_Work required_
Gather all lines in the records below that include the word "type".

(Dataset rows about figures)

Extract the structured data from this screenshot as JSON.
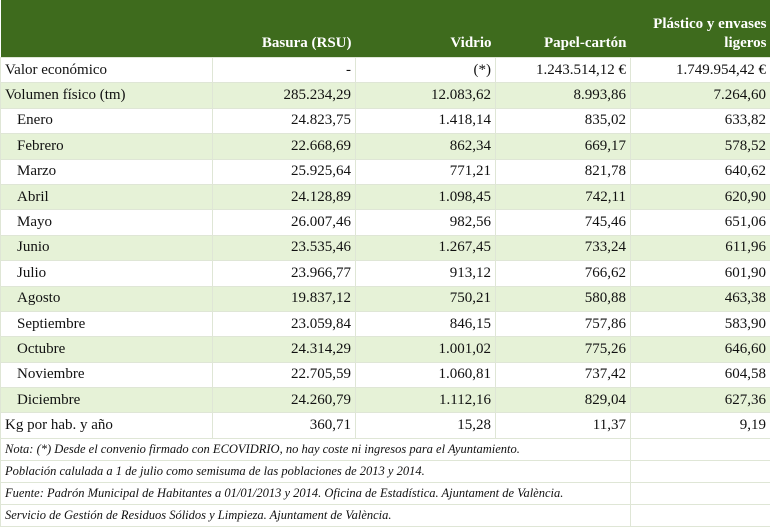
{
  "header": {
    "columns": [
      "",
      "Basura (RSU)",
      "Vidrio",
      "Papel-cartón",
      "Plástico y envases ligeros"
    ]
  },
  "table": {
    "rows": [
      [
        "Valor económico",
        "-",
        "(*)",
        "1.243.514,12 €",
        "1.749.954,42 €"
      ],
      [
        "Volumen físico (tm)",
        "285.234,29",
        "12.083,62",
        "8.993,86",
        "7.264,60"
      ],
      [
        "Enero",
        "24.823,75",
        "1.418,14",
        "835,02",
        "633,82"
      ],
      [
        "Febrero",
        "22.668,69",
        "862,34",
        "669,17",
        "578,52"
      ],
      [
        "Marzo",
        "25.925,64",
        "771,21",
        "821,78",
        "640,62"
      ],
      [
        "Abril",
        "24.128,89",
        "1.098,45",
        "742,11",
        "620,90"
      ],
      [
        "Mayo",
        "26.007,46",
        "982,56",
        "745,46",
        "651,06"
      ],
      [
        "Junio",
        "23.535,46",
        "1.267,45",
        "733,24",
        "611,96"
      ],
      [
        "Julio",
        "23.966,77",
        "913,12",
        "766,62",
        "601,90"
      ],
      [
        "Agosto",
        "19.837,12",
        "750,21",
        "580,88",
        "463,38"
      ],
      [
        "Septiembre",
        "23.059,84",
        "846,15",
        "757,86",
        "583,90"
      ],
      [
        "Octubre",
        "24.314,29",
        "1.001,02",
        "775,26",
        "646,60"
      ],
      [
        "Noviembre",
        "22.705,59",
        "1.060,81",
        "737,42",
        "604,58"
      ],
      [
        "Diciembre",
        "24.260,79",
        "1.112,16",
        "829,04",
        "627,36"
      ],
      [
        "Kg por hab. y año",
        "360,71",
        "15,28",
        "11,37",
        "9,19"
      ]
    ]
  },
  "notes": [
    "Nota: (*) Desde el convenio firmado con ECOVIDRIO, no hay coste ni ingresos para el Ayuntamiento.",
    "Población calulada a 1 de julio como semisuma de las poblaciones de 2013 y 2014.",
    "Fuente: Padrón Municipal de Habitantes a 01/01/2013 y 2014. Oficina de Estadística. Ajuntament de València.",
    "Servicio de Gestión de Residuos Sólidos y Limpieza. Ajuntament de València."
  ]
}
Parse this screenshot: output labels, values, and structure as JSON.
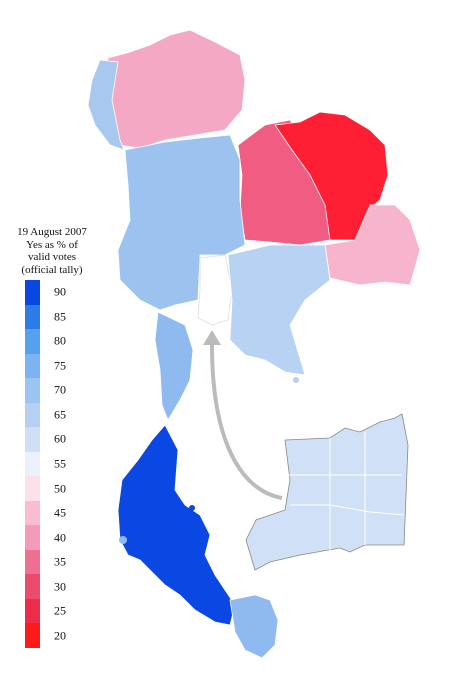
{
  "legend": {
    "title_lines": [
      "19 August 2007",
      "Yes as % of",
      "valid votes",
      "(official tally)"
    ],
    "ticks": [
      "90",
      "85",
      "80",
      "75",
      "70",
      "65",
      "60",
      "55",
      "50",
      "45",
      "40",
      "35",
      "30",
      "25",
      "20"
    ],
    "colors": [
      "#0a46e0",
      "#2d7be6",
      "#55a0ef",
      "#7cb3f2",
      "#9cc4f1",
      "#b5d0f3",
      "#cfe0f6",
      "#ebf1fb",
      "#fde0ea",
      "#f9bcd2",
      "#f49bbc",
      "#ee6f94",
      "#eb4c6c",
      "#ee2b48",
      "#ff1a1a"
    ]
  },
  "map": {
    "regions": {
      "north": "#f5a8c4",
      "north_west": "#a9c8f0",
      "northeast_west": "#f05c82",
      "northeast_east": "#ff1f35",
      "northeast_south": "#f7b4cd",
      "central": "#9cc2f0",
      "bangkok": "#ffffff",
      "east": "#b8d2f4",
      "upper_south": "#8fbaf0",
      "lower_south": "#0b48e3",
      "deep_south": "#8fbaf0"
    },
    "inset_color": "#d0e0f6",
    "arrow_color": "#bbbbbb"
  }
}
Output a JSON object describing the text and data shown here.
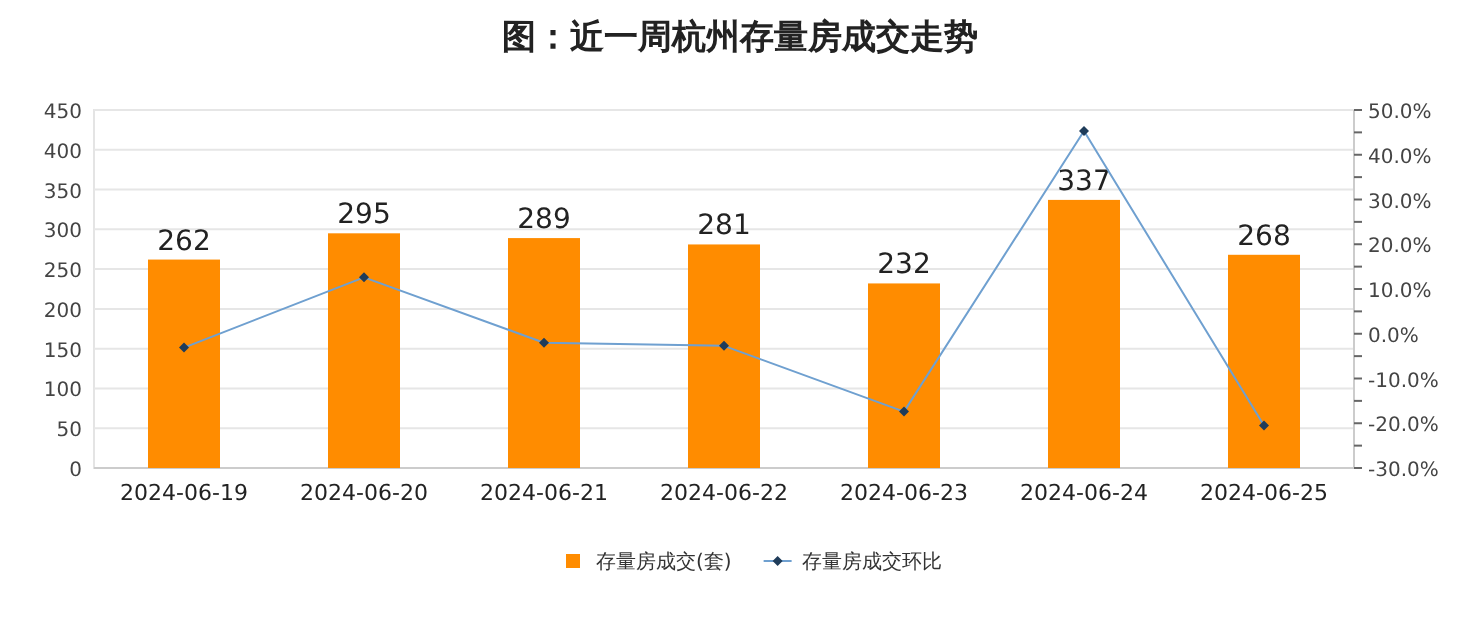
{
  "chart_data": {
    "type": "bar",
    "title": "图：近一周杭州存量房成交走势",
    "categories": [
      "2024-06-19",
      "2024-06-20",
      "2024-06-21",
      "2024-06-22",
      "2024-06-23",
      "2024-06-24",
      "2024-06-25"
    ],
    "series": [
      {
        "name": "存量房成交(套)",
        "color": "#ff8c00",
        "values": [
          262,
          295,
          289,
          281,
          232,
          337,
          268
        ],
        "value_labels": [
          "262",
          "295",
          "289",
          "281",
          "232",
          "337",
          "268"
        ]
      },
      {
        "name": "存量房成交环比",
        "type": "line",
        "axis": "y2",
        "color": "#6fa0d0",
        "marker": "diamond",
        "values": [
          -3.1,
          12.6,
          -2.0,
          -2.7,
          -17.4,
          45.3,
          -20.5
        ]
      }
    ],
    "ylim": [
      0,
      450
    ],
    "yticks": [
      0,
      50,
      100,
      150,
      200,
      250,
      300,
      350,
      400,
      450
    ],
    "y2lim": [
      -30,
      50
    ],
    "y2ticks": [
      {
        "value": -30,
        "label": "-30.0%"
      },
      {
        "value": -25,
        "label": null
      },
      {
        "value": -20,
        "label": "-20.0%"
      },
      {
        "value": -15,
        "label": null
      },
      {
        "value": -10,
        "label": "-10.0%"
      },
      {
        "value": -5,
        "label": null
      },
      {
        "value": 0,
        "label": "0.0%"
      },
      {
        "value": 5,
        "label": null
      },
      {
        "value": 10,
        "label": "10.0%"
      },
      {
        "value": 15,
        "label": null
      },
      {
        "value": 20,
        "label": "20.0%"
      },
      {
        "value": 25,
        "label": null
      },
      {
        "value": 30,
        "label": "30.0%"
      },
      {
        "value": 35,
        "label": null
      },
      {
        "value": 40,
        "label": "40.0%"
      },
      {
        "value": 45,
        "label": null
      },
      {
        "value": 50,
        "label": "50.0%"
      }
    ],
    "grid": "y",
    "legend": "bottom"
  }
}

---

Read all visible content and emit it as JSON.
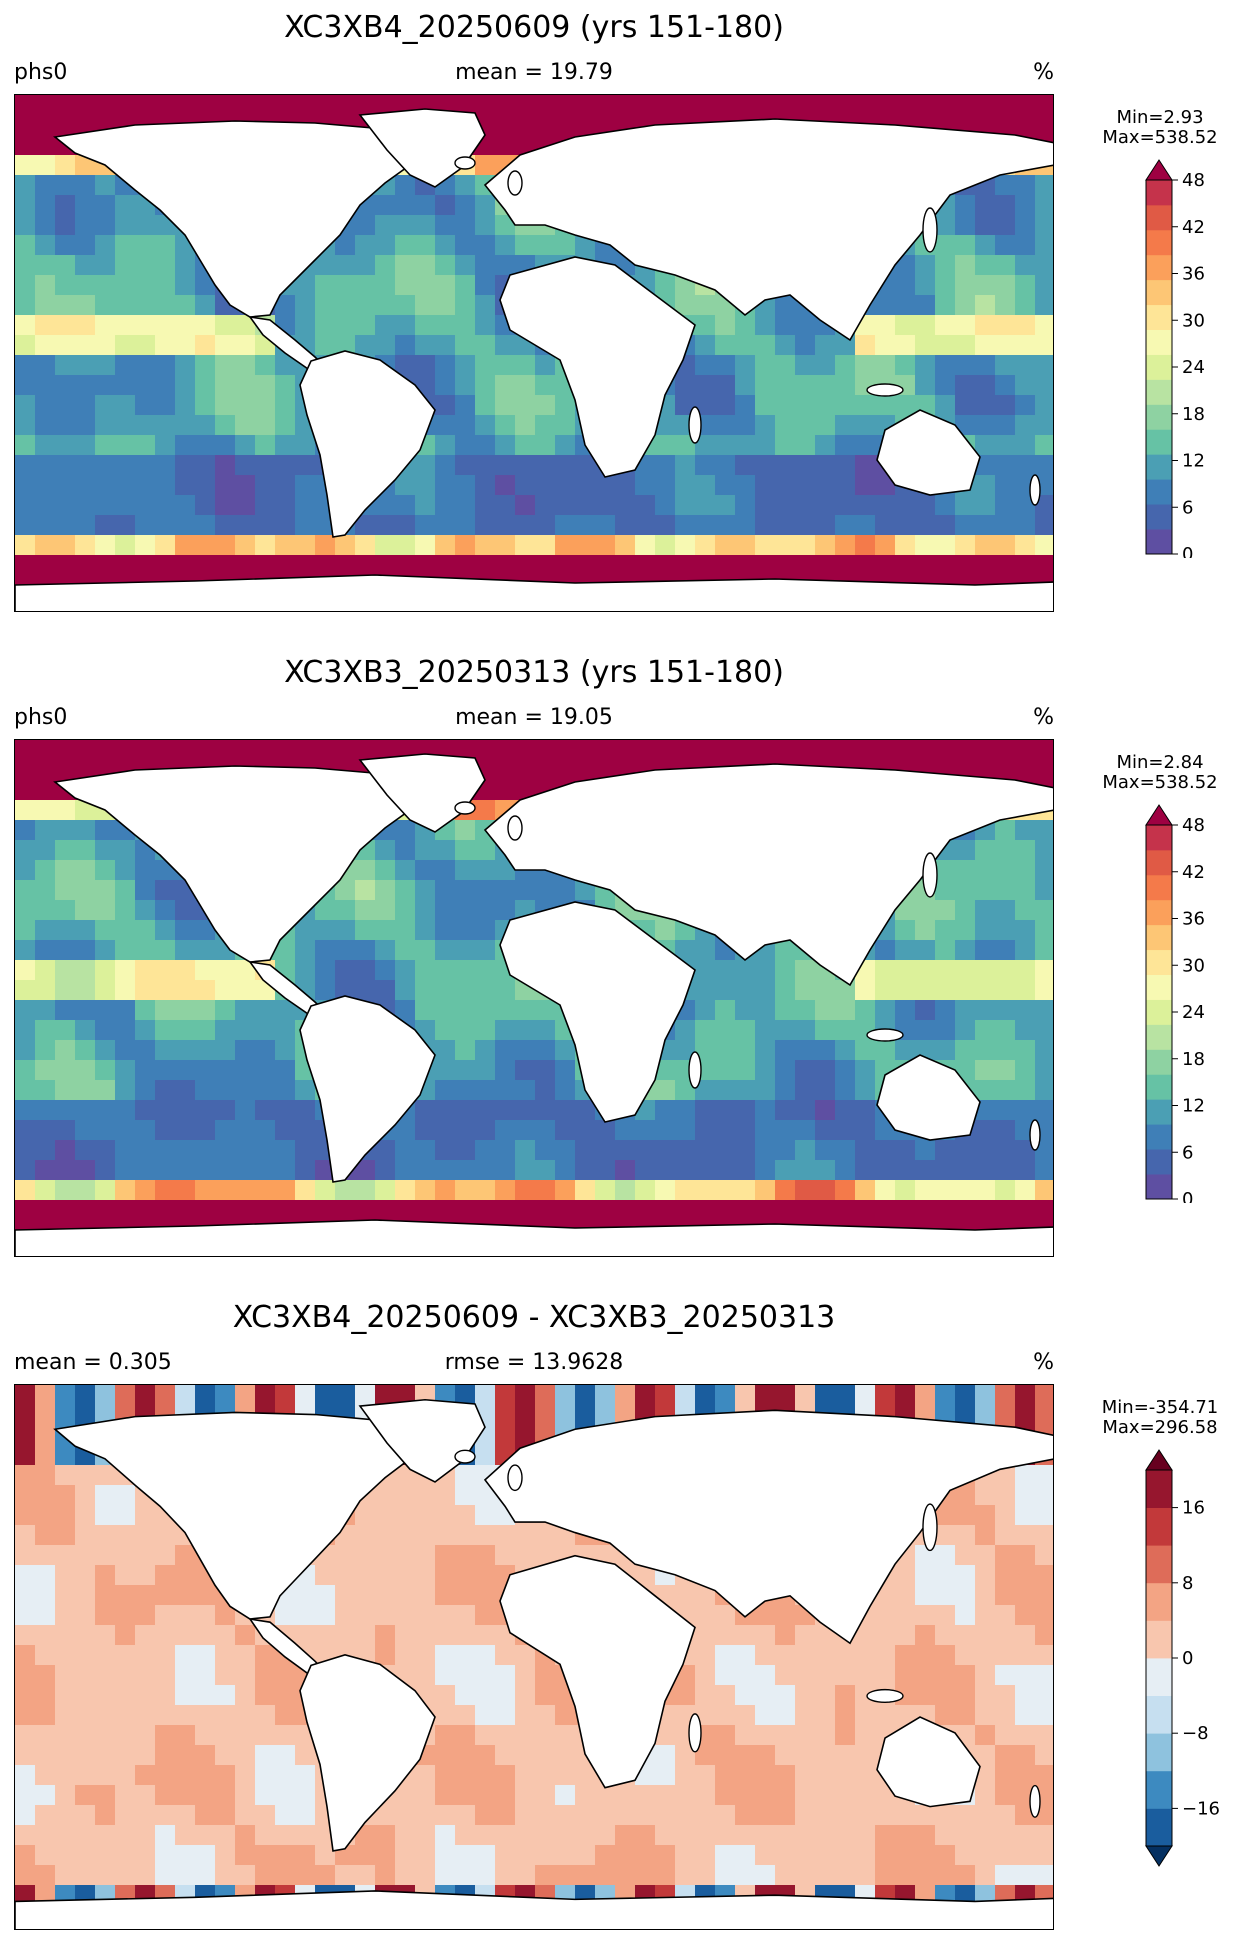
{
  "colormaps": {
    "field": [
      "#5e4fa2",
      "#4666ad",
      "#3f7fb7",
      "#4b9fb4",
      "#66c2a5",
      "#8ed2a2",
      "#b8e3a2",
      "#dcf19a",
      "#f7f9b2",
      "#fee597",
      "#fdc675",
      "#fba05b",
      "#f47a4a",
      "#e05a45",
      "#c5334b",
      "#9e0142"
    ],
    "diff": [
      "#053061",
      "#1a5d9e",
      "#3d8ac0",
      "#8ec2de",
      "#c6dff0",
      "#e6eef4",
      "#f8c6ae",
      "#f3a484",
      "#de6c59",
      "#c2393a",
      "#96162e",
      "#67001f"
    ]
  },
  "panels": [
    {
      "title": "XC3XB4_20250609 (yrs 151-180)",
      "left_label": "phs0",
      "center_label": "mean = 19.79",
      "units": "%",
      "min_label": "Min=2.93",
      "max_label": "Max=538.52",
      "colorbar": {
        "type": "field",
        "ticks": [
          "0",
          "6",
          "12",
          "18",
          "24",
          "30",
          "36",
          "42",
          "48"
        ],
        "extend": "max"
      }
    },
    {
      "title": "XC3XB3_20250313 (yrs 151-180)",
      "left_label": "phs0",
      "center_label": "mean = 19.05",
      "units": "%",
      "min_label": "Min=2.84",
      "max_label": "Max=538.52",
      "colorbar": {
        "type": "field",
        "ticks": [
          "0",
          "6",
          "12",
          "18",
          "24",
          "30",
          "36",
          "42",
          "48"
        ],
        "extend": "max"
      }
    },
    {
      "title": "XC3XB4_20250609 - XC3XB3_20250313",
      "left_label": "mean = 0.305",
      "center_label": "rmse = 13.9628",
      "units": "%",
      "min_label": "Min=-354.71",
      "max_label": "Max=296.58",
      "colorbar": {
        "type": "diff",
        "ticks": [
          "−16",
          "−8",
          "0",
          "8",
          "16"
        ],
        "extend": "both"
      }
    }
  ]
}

_Correct response_
    "type": "bar",
        "type": "line",
        "type": "field",
        "type": "field",
        "type": "diff",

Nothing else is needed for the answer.